§ Exercise directions: Reproduce all records verbatim.

──────── The records

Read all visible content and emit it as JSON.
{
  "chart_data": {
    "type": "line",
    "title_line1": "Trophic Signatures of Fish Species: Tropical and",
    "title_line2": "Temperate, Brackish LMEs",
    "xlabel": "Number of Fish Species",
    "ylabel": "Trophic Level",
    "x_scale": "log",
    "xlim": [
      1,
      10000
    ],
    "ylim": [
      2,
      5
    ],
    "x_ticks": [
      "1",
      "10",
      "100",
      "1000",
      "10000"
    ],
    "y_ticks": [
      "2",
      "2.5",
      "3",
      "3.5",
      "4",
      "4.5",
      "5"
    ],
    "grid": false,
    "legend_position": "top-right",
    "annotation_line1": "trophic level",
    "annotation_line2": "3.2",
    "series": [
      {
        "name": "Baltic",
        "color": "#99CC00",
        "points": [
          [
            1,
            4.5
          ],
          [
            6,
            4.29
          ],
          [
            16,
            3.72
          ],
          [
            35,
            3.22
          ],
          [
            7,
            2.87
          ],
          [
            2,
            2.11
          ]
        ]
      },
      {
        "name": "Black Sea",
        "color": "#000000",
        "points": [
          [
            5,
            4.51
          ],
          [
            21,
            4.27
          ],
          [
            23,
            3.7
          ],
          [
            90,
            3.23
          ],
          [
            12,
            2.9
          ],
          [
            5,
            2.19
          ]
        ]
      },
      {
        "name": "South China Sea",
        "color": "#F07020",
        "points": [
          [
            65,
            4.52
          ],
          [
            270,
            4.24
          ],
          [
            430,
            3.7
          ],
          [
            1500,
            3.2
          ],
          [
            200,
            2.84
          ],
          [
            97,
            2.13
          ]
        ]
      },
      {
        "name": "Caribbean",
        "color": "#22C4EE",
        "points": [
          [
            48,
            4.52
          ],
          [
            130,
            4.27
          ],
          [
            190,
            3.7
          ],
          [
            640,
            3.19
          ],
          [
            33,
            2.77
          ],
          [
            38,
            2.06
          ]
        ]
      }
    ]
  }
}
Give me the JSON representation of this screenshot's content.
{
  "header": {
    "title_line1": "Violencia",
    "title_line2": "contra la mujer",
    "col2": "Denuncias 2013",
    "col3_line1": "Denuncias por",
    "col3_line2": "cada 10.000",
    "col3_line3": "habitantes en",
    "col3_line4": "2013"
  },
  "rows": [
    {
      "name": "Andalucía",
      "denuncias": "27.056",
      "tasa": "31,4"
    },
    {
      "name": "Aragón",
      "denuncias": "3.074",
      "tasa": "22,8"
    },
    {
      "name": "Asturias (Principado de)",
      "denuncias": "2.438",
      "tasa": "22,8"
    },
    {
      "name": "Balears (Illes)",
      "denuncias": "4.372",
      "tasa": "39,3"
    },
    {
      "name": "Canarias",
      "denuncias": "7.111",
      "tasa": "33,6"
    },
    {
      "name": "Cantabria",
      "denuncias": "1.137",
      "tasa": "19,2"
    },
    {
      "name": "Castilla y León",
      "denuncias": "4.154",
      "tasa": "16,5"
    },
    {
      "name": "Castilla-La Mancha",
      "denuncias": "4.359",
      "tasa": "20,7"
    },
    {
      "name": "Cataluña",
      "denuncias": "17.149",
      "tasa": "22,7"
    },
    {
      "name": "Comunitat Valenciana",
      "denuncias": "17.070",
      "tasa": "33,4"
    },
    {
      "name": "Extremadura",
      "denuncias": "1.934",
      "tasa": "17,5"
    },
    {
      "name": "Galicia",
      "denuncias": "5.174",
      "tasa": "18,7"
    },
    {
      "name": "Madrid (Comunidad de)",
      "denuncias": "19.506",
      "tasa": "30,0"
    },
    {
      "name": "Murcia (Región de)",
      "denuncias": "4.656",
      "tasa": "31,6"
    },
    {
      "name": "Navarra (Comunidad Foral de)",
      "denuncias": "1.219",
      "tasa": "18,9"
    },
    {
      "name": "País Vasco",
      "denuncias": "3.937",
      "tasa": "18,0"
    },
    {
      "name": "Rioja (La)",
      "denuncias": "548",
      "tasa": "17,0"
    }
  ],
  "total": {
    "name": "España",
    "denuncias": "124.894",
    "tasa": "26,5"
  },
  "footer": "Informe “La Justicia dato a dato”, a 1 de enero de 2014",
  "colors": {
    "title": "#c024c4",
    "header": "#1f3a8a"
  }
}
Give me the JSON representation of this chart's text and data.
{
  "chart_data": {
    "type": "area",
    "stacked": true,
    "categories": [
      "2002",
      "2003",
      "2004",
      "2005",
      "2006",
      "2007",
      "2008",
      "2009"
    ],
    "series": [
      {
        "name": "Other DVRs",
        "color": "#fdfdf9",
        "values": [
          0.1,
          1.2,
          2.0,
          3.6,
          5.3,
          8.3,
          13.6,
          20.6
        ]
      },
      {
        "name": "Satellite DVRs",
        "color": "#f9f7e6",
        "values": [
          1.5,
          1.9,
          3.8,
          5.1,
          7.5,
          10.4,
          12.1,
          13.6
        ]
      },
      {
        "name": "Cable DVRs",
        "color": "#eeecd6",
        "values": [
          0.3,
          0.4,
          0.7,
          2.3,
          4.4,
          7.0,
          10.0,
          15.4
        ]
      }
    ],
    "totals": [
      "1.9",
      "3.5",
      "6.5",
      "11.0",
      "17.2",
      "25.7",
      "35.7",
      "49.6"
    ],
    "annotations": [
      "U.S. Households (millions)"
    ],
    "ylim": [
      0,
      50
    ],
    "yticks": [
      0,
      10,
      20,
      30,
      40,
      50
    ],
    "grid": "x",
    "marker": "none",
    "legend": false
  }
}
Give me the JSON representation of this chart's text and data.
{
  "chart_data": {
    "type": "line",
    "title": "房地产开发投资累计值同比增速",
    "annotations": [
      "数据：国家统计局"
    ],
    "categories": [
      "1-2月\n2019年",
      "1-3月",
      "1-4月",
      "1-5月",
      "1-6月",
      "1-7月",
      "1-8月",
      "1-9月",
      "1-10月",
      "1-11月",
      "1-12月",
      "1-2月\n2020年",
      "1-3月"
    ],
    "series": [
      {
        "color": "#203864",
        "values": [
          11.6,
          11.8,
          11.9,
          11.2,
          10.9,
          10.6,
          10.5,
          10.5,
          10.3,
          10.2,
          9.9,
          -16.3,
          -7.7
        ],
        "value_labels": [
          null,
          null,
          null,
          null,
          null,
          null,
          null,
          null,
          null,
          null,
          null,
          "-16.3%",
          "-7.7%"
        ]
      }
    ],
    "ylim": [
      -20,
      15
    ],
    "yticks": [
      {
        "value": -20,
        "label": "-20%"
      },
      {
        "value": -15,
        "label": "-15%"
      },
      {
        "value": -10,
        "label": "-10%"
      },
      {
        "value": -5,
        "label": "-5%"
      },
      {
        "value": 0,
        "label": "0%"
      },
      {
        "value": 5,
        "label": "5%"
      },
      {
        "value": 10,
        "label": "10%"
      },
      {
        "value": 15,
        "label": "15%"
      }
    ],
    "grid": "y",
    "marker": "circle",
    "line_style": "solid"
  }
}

────────────────

§ Result of the task:
Read all visible content and emit it as JSON.
{
  "chart_data": {
    "type": "line",
    "title_line1": "Trophic Signatures of Fish Species: Tropical and",
    "title_line2": "Temperate, Brackish LMEs",
    "xlabel": "Number of Fish Species",
    "ylabel": "Trophic Level",
    "x_scale": "log",
    "xlim": [
      1,
      10000
    ],
    "ylim": [
      2,
      5
    ],
    "x_ticks": [
      "1",
      "10",
      "100",
      "1000",
      "10000"
    ],
    "y_ticks": [
      "2",
      "2.5",
      "3",
      "3.5",
      "4",
      "4.5",
      "5"
    ],
    "grid": false,
    "legend_position": "top-right",
    "annotation_line1": "trophic level",
    "annotation_line2": "3.2",
    "series": [
      {
        "name": "Baltic",
        "color": "#99CC00",
        "points": [
          [
            1,
            4.5
          ],
          [
            6,
            4.29
          ],
          [
            16,
            3.72
          ],
          [
            35,
            3.22
          ],
          [
            7,
            2.87
          ],
          [
            2,
            2.11
          ]
        ]
      },
      {
        "name": "Black Sea",
        "color": "#000000",
        "points": [
          [
            5,
            4.51
          ],
          [
            21,
            4.27
          ],
          [
            23,
            3.7
          ],
          [
            90,
            3.23
          ],
          [
            12,
            2.9
          ],
          [
            5,
            2.19
          ]
        ]
      },
      {
        "name": "South China Sea",
        "color": "#F07020",
        "points": [
          [
            65,
            4.52
          ],
          [
            270,
            4.24
          ],
          [
            430,
            3.7
          ],
          [
            1500,
            3.2
          ],
          [
            200,
            2.84
          ],
          [
            97,
            2.13
          ]
        ]
      },
      {
        "name": "Caribbean",
        "color": "#22C4EE",
        "points": [
          [
            48,
            4.52
          ],
          [
            130,
            4.27
          ],
          [
            190,
            3.7
          ],
          [
            640,
            3.19
          ],
          [
            33,
            2.77
          ],
          [
            38,
            2.06
          ]
        ]
      }
    ]
  }
}
Give me the JSON representation of this screenshot's content.
{
  "header": {
    "title_line1": "Violencia",
    "title_line2": "contra la mujer",
    "col2": "Denuncias 2013",
    "col3_line1": "Denuncias por",
    "col3_line2": "cada 10.000",
    "col3_line3": "habitantes en",
    "col3_line4": "2013"
  },
  "rows": [
    {
      "name": "Andalucía",
      "denuncias": "27.056",
      "tasa": "31,4"
    },
    {
      "name": "Aragón",
      "denuncias": "3.074",
      "tasa": "22,8"
    },
    {
      "name": "Asturias (Principado de)",
      "denuncias": "2.438",
      "tasa": "22,8"
    },
    {
      "name": "Balears (Illes)",
      "denuncias": "4.372",
      "tasa": "39,3"
    },
    {
      "name": "Canarias",
      "denuncias": "7.111",
      "tasa": "33,6"
    },
    {
      "name": "Cantabria",
      "denuncias": "1.137",
      "tasa": "19,2"
    },
    {
      "name": "Castilla y León",
      "denuncias": "4.154",
      "tasa": "16,5"
    },
    {
      "name": "Castilla-La Mancha",
      "denuncias": "4.359",
      "tasa": "20,7"
    },
    {
      "name": "Cataluña",
      "denuncias": "17.149",
      "tasa": "22,7"
    },
    {
      "name": "Comunitat Valenciana",
      "denuncias": "17.070",
      "tasa": "33,4"
    },
    {
      "name": "Extremadura",
      "denuncias": "1.934",
      "tasa": "17,5"
    },
    {
      "name": "Galicia",
      "denuncias": "5.174",
      "tasa": "18,7"
    },
    {
      "name": "Madrid (Comunidad de)",
      "denuncias": "19.506",
      "tasa": "30,0"
    },
    {
      "name": "Murcia (Región de)",
      "denuncias": "4.656",
      "tasa": "31,6"
    },
    {
      "name": "Navarra (Comunidad Foral de)",
      "denuncias": "1.219",
      "tasa": "18,9"
    },
    {
      "name": "País Vasco",
      "denuncias": "3.937",
      "tasa": "18,0"
    },
    {
      "name": "Rioja (La)",
      "denuncias": "548",
      "tasa": "17,0"
    }
  ],
  "total": {
    "name": "España",
    "denuncias": "124.894",
    "tasa": "26,5"
  },
  "footer": "Informe “La Justicia dato a dato”, a 1 de enero de 2014",
  "colors": {
    "title": "#c024c4",
    "header": "#1f3a8a"
  }
}
Give me the JSON representation of this chart's text and data.
{
  "chart_data": {
    "type": "area",
    "stacked": true,
    "categories": [
      "2002",
      "2003",
      "2004",
      "2005",
      "2006",
      "2007",
      "2008",
      "2009"
    ],
    "series": [
      {
        "name": "Other DVRs",
        "color": "#fdfdf9",
        "values": [
          0.1,
          1.2,
          2.0,
          3.6,
          5.3,
          8.3,
          13.6,
          20.6
        ]
      },
      {
        "name": "Satellite DVRs",
        "color": "#f9f7e6",
        "values": [
          1.5,
          1.9,
          3.8,
          5.1,
          7.5,
          10.4,
          12.1,
          13.6
        ]
      },
      {
        "name": "Cable DVRs",
        "color": "#eeecd6",
        "values": [
          0.3,
          0.4,
          0.7,
          2.3,
          4.4,
          7.0,
          10.0,
          15.4
        ]
      }
    ],
    "totals": [
      "1.9",
      "3.5",
      "6.5",
      "11.0",
      "17.2",
      "25.7",
      "35.7",
      "49.6"
    ],
    "annotations": [
      "U.S. Households (millions)"
    ],
    "ylim": [
      0,
      50
    ],
    "yticks": [
      0,
      10,
      20,
      30,
      40,
      50
    ],
    "grid": "x",
    "marker": "none",
    "legend": false
  }
}
Give me the JSON representation of this chart's text and data.
{
  "chart_data": {
    "type": "line",
    "title": "房地产开发投资累计值同比增速",
    "annotations": [
      "数据：国家统计局"
    ],
    "categories": [
      "1-2月\n2019年",
      "1-3月",
      "1-4月",
      "1-5月",
      "1-6月",
      "1-7月",
      "1-8月",
      "1-9月",
      "1-10月",
      "1-11月",
      "1-12月",
      "1-2月\n2020年",
      "1-3月"
    ],
    "series": [
      {
        "color": "#203864",
        "values": [
          11.6,
          11.8,
          11.9,
          11.2,
          10.9,
          10.6,
          10.5,
          10.5,
          10.3,
          10.2,
          9.9,
          -16.3,
          -7.7
        ],
        "value_labels": [
          null,
          null,
          null,
          null,
          null,
          null,
          null,
          null,
          null,
          null,
          null,
          "-16.3%",
          "-7.7%"
        ]
      }
    ],
    "ylim": [
      -20,
      15
    ],
    "yticks": [
      {
        "value": -20,
        "label": "-20%"
      },
      {
        "value": -15,
        "label": "-15%"
      },
      {
        "value": -10,
        "label": "-10%"
      },
      {
        "value": -5,
        "label": "-5%"
      },
      {
        "value": 0,
        "label": "0%"
      },
      {
        "value": 5,
        "label": "5%"
      },
      {
        "value": 10,
        "label": "10%"
      },
      {
        "value": 15,
        "label": "15%"
      }
    ],
    "grid": "y",
    "marker": "circle",
    "line_style": "solid"
  }
}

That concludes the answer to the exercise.